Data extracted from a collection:
━━━━━━━━━━━━━━━━━━━━━━━━━━━━━━

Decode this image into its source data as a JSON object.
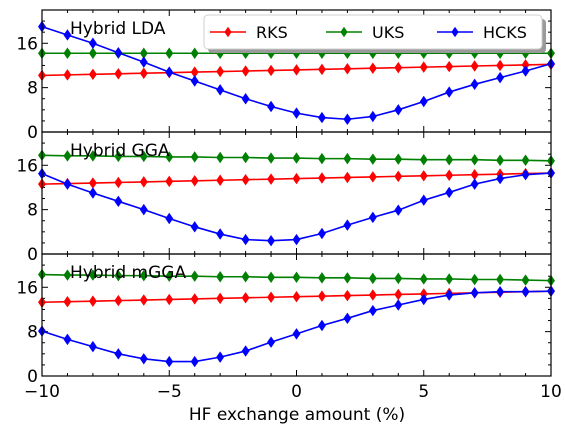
{
  "chart_data": {
    "type": "line",
    "x": [
      -10,
      -9,
      -8,
      -7,
      -6,
      -5,
      -4,
      -3,
      -2,
      -1,
      0,
      1,
      2,
      3,
      4,
      5,
      6,
      7,
      8,
      9,
      10
    ],
    "xlim": [
      -10,
      10
    ],
    "ylim": [
      0,
      22
    ],
    "xticks": [
      -10,
      -5,
      0,
      5,
      10
    ],
    "yticks": [
      0,
      8,
      16
    ],
    "xlabel": "HF exchange amount (%)",
    "legend": {
      "placement": "top-right",
      "entries": [
        "RKS",
        "UKS",
        "HCKS"
      ]
    },
    "colors": {
      "RKS": "#ff0000",
      "UKS": "#008000",
      "HCKS": "#0000ff"
    },
    "marker": "diamond",
    "panels": [
      {
        "title": "Hybrid LDA",
        "series": [
          {
            "name": "RKS",
            "values": [
              10.2,
              10.3,
              10.4,
              10.5,
              10.6,
              10.7,
              10.8,
              10.9,
              11.0,
              11.1,
              11.2,
              11.3,
              11.4,
              11.5,
              11.6,
              11.7,
              11.8,
              11.9,
              12.0,
              12.1,
              12.2
            ]
          },
          {
            "name": "UKS",
            "values": [
              14.2,
              14.2,
              14.2,
              14.2,
              14.2,
              14.2,
              14.2,
              14.2,
              14.2,
              14.2,
              14.2,
              14.2,
              14.2,
              14.2,
              14.2,
              14.2,
              14.2,
              14.2,
              14.2,
              14.2,
              14.2
            ]
          },
          {
            "name": "HCKS",
            "values": [
              19.0,
              17.5,
              16.0,
              14.3,
              12.6,
              10.8,
              9.2,
              7.6,
              6.0,
              4.6,
              3.4,
              2.6,
              2.3,
              2.8,
              4.0,
              5.5,
              7.2,
              8.6,
              9.8,
              11.0,
              12.3
            ]
          }
        ]
      },
      {
        "title": "Hybrid GGA",
        "series": [
          {
            "name": "RKS",
            "values": [
              12.6,
              12.7,
              12.8,
              12.9,
              13.0,
              13.1,
              13.2,
              13.3,
              13.4,
              13.5,
              13.6,
              13.7,
              13.8,
              13.9,
              14.0,
              14.1,
              14.2,
              14.3,
              14.4,
              14.5,
              14.6
            ]
          },
          {
            "name": "UKS",
            "values": [
              17.8,
              17.7,
              17.7,
              17.6,
              17.6,
              17.5,
              17.5,
              17.4,
              17.4,
              17.3,
              17.3,
              17.2,
              17.2,
              17.1,
              17.1,
              17.0,
              17.0,
              17.0,
              16.9,
              16.9,
              16.8
            ]
          },
          {
            "name": "HCKS",
            "values": [
              14.5,
              12.6,
              11.0,
              9.5,
              8.0,
              6.4,
              4.9,
              3.6,
              2.6,
              2.4,
              2.6,
              3.7,
              5.2,
              6.6,
              7.9,
              9.7,
              11.1,
              12.6,
              13.6,
              14.3,
              14.6
            ]
          }
        ]
      },
      {
        "title": "Hybrid mGGA",
        "series": [
          {
            "name": "RKS",
            "values": [
              13.3,
              13.4,
              13.5,
              13.6,
              13.7,
              13.8,
              13.9,
              14.0,
              14.1,
              14.2,
              14.3,
              14.4,
              14.5,
              14.6,
              14.7,
              14.8,
              14.9,
              15.0,
              15.1,
              15.2,
              15.3
            ]
          },
          {
            "name": "UKS",
            "values": [
              18.3,
              18.2,
              18.2,
              18.1,
              18.1,
              18.0,
              18.0,
              17.9,
              17.9,
              17.8,
              17.8,
              17.7,
              17.7,
              17.6,
              17.6,
              17.5,
              17.5,
              17.4,
              17.4,
              17.3,
              17.2
            ]
          },
          {
            "name": "HCKS",
            "values": [
              8.1,
              6.6,
              5.3,
              4.0,
              3.1,
              2.6,
              2.6,
              3.4,
              4.5,
              6.1,
              7.6,
              9.1,
              10.4,
              11.8,
              12.8,
              13.8,
              14.6,
              15.0,
              15.2,
              15.2,
              15.3
            ]
          }
        ]
      }
    ]
  }
}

━━━━━━━━━━━━━━━━━━━━━━━━━━━━━━

▶ **EXERCISE REQUIREMENTS**
From the entries above, select each line containing the string "title".

▶ **EXERCISE SOLUTION**
        "title": "Hybrid LDA",
        "title": "Hybrid GGA",
        "title": "Hybrid mGGA",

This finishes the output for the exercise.